* begin Provided records *

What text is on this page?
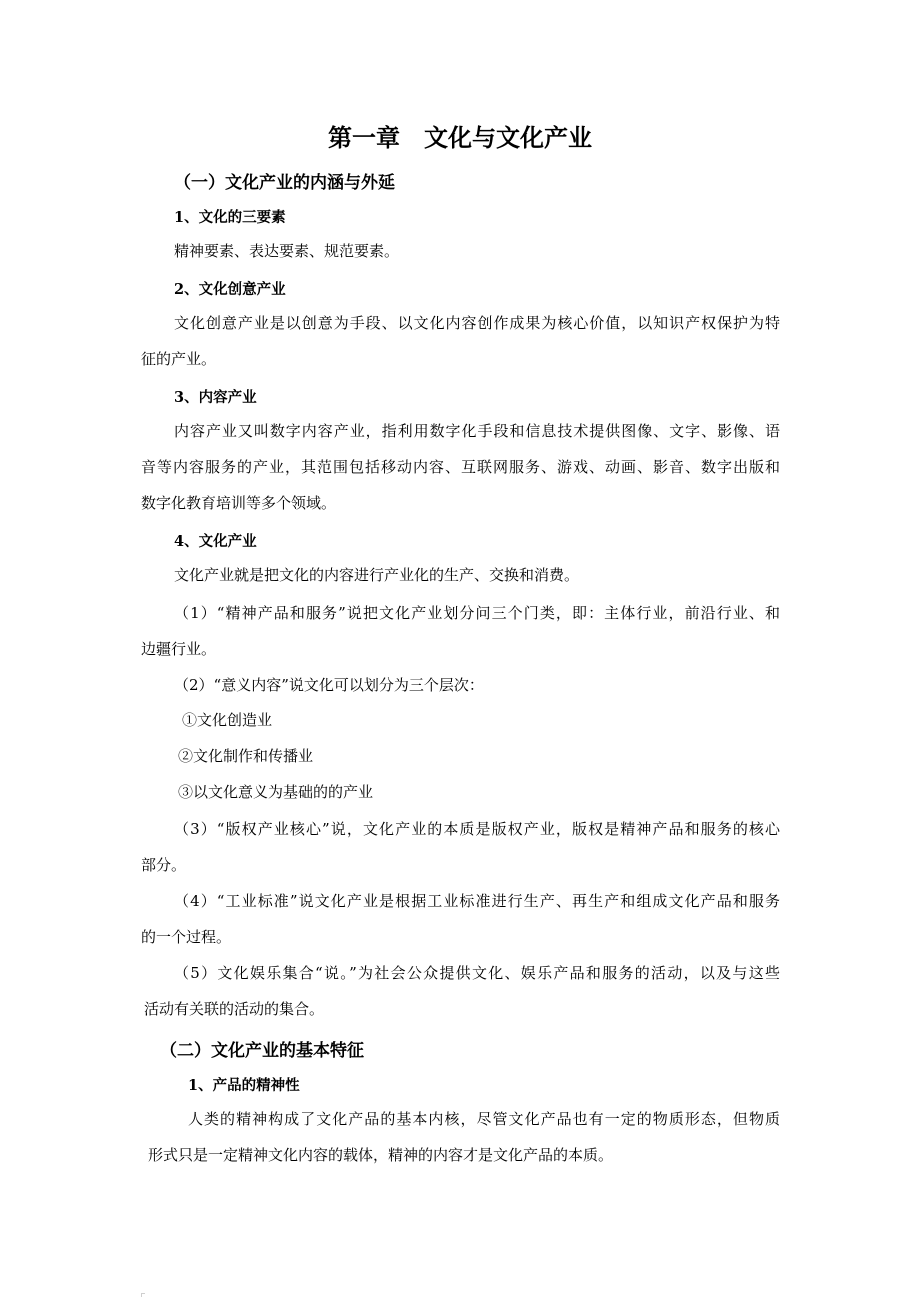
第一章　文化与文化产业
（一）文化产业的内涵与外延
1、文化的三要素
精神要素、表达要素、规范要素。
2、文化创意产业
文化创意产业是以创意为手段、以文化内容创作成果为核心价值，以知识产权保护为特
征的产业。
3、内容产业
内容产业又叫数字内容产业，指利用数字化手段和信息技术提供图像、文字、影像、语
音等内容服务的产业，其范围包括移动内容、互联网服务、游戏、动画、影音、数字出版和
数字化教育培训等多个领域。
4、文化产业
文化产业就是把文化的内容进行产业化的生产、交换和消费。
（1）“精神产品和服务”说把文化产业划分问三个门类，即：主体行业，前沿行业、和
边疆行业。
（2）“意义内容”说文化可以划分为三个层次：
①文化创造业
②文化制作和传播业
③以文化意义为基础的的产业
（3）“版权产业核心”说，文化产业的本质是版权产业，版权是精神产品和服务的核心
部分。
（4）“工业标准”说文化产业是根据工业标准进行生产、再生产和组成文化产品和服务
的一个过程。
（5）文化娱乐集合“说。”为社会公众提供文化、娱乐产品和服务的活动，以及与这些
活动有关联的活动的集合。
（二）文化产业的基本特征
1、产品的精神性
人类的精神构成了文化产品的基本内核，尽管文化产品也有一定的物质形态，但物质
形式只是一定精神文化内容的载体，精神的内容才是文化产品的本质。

* end Provided records *
* begin Provided records *

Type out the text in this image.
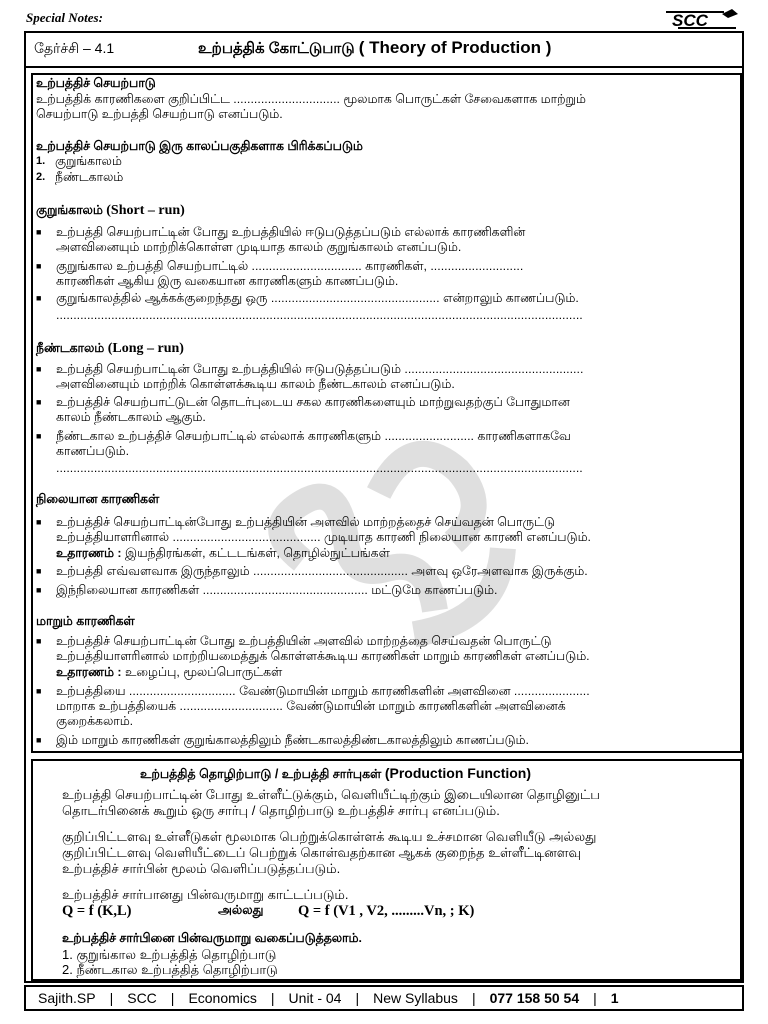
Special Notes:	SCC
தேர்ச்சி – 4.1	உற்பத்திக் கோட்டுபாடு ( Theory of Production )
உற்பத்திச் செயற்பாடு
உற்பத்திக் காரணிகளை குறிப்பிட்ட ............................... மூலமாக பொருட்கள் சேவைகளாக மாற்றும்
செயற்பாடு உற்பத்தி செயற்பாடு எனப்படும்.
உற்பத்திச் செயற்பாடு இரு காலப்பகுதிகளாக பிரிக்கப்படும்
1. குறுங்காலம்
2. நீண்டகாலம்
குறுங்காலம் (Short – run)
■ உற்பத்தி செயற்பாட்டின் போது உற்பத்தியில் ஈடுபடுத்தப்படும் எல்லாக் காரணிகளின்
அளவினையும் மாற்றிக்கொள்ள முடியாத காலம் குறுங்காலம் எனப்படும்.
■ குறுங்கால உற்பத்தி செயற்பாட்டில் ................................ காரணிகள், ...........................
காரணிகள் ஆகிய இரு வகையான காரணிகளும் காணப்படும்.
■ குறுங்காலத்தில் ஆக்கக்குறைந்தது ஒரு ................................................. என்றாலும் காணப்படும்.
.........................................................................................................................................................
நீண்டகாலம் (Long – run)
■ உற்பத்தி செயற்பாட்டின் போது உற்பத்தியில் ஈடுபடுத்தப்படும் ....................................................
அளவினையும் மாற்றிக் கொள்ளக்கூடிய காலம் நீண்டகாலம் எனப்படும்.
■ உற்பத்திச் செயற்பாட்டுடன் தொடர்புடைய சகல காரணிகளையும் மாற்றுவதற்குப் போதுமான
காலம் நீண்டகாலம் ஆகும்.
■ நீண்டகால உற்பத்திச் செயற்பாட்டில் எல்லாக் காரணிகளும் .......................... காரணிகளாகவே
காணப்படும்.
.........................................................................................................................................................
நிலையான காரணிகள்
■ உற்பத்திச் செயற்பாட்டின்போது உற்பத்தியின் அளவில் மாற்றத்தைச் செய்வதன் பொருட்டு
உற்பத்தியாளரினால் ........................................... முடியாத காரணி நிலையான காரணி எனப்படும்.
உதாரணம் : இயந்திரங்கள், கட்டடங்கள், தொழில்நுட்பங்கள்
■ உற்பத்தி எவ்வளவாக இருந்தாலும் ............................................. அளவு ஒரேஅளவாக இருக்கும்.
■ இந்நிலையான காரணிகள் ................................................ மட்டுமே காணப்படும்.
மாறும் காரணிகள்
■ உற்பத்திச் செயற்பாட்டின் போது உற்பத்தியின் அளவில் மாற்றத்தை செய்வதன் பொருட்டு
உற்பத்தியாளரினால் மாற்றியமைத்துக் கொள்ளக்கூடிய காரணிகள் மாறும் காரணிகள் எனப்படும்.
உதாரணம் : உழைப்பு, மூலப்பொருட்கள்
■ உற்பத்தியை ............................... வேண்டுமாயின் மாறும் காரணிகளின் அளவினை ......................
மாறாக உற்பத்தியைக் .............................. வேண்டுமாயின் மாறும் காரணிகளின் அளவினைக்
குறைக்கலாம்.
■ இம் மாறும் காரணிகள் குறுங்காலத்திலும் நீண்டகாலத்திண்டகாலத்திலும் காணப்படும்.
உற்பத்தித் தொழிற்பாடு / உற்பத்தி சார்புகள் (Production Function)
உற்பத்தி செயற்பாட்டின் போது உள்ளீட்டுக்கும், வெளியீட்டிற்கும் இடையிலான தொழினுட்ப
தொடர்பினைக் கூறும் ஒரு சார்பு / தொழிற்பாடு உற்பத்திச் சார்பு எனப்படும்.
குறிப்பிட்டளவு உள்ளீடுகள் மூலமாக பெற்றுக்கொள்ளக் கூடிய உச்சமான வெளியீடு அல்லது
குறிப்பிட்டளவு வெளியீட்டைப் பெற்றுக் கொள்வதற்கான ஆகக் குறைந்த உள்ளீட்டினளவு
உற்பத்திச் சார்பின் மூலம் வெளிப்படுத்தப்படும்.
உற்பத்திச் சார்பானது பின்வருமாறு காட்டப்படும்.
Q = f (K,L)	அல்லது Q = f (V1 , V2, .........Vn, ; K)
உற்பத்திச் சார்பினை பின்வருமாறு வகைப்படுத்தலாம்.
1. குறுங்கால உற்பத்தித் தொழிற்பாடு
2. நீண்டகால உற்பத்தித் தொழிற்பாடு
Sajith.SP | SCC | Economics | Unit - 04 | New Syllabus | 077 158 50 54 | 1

* end Provided records *
* begin Provided records *

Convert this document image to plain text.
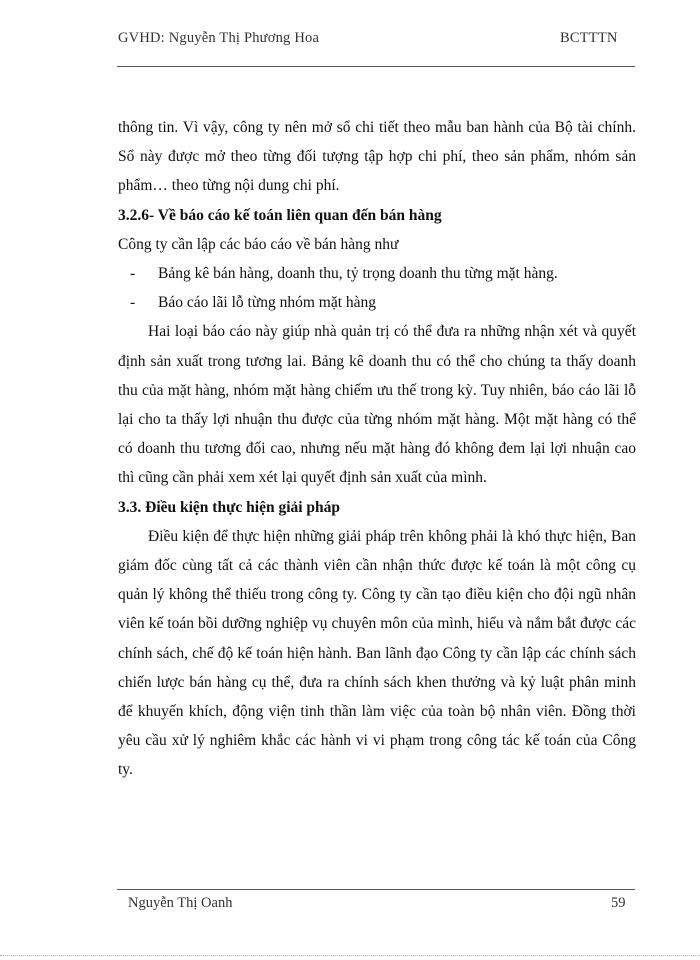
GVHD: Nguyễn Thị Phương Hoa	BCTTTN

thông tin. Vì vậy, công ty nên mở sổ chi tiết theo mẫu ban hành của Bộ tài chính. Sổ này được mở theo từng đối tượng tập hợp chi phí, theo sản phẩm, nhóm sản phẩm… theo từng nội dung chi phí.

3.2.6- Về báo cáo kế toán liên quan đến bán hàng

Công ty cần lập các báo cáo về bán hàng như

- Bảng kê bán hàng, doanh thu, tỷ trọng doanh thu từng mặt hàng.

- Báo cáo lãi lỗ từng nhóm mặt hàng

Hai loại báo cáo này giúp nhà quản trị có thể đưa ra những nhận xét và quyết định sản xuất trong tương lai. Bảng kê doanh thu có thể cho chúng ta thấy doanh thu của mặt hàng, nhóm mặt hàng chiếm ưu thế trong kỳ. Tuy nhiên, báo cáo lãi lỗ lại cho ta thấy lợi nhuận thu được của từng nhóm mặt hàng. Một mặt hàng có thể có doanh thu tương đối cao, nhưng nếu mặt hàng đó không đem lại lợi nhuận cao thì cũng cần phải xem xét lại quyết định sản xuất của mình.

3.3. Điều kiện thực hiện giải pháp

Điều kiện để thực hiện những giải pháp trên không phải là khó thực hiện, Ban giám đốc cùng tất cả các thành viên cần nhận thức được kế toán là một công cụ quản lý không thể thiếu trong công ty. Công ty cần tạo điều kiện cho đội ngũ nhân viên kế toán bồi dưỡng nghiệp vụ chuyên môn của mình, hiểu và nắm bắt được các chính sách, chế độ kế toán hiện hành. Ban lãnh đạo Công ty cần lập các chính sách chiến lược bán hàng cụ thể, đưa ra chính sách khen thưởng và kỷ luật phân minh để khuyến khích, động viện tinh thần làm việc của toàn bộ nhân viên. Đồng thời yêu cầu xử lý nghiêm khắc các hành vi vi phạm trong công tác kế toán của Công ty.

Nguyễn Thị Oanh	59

* end Provided records *

Lines holding the word "image" in the entries above are the ones to pull out. Copy them all.

Type out the text in this image.
Convert this document image to plain text.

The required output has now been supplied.